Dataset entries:
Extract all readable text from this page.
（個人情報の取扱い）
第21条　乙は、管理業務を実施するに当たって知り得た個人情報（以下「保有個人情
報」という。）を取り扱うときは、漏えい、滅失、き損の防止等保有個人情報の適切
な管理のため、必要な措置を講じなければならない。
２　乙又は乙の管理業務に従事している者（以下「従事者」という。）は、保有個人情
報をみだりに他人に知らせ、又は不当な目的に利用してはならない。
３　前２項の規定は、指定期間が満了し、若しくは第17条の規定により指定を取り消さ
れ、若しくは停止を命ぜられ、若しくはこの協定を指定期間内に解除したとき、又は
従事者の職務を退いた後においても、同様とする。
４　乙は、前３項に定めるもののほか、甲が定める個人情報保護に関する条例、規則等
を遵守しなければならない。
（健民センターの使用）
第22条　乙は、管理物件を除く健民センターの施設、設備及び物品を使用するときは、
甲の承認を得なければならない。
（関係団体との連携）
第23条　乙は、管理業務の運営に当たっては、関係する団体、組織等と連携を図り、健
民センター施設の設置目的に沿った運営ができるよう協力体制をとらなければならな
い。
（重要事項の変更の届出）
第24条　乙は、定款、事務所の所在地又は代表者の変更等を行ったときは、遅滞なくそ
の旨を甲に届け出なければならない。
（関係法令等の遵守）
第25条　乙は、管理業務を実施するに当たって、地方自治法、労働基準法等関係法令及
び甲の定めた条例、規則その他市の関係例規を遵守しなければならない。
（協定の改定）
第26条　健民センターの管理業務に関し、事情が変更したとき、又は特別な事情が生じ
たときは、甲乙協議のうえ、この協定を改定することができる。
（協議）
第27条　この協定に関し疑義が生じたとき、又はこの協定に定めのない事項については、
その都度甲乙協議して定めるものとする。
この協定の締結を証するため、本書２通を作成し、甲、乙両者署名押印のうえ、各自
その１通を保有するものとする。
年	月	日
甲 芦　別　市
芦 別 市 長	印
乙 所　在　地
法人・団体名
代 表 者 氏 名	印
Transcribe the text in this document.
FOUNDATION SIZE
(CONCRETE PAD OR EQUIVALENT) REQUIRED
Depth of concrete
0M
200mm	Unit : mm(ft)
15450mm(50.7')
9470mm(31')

Written request: All entries shown above should be printed again exactly.

Answer to this problem:
Extract all readable text from this page.
（個人情報の取扱い）
第21条　乙は、管理業務を実施するに当たって知り得た個人情報（以下「保有個人情
報」という。）を取り扱うときは、漏えい、滅失、き損の防止等保有個人情報の適切
な管理のため、必要な措置を講じなければならない。
２　乙又は乙の管理業務に従事している者（以下「従事者」という。）は、保有個人情
報をみだりに他人に知らせ、又は不当な目的に利用してはならない。
３　前２項の規定は、指定期間が満了し、若しくは第17条の規定により指定を取り消さ
れ、若しくは停止を命ぜられ、若しくはこの協定を指定期間内に解除したとき、又は
従事者の職務を退いた後においても、同様とする。
４　乙は、前３項に定めるもののほか、甲が定める個人情報保護に関する条例、規則等
を遵守しなければならない。
（健民センターの使用）
第22条　乙は、管理物件を除く健民センターの施設、設備及び物品を使用するときは、
甲の承認を得なければならない。
（関係団体との連携）
第23条　乙は、管理業務の運営に当たっては、関係する団体、組織等と連携を図り、健
民センター施設の設置目的に沿った運営ができるよう協力体制をとらなければならな
い。
（重要事項の変更の届出）
第24条　乙は、定款、事務所の所在地又は代表者の変更等を行ったときは、遅滞なくそ
の旨を甲に届け出なければならない。
（関係法令等の遵守）
第25条　乙は、管理業務を実施するに当たって、地方自治法、労働基準法等関係法令及
び甲の定めた条例、規則その他市の関係例規を遵守しなければならない。
（協定の改定）
第26条　健民センターの管理業務に関し、事情が変更したとき、又は特別な事情が生じ
たときは、甲乙協議のうえ、この協定を改定することができる。
（協議）
第27条　この協定に関し疑義が生じたとき、又はこの協定に定めのない事項については、
その都度甲乙協議して定めるものとする。
この協定の締結を証するため、本書２通を作成し、甲、乙両者署名押印のうえ、各自
その１通を保有するものとする。
年	月	日
甲 芦　別　市
芦 別 市 長	印
乙 所　在　地
法人・団体名
代 表 者 氏 名	印
Transcribe the text in this document.
FOUNDATION SIZE
(CONCRETE PAD OR EQUIVALENT) REQUIRED
Depth of concrete
0M
200mm	Unit : mm(ft)
15450mm(50.7')
9470mm(31')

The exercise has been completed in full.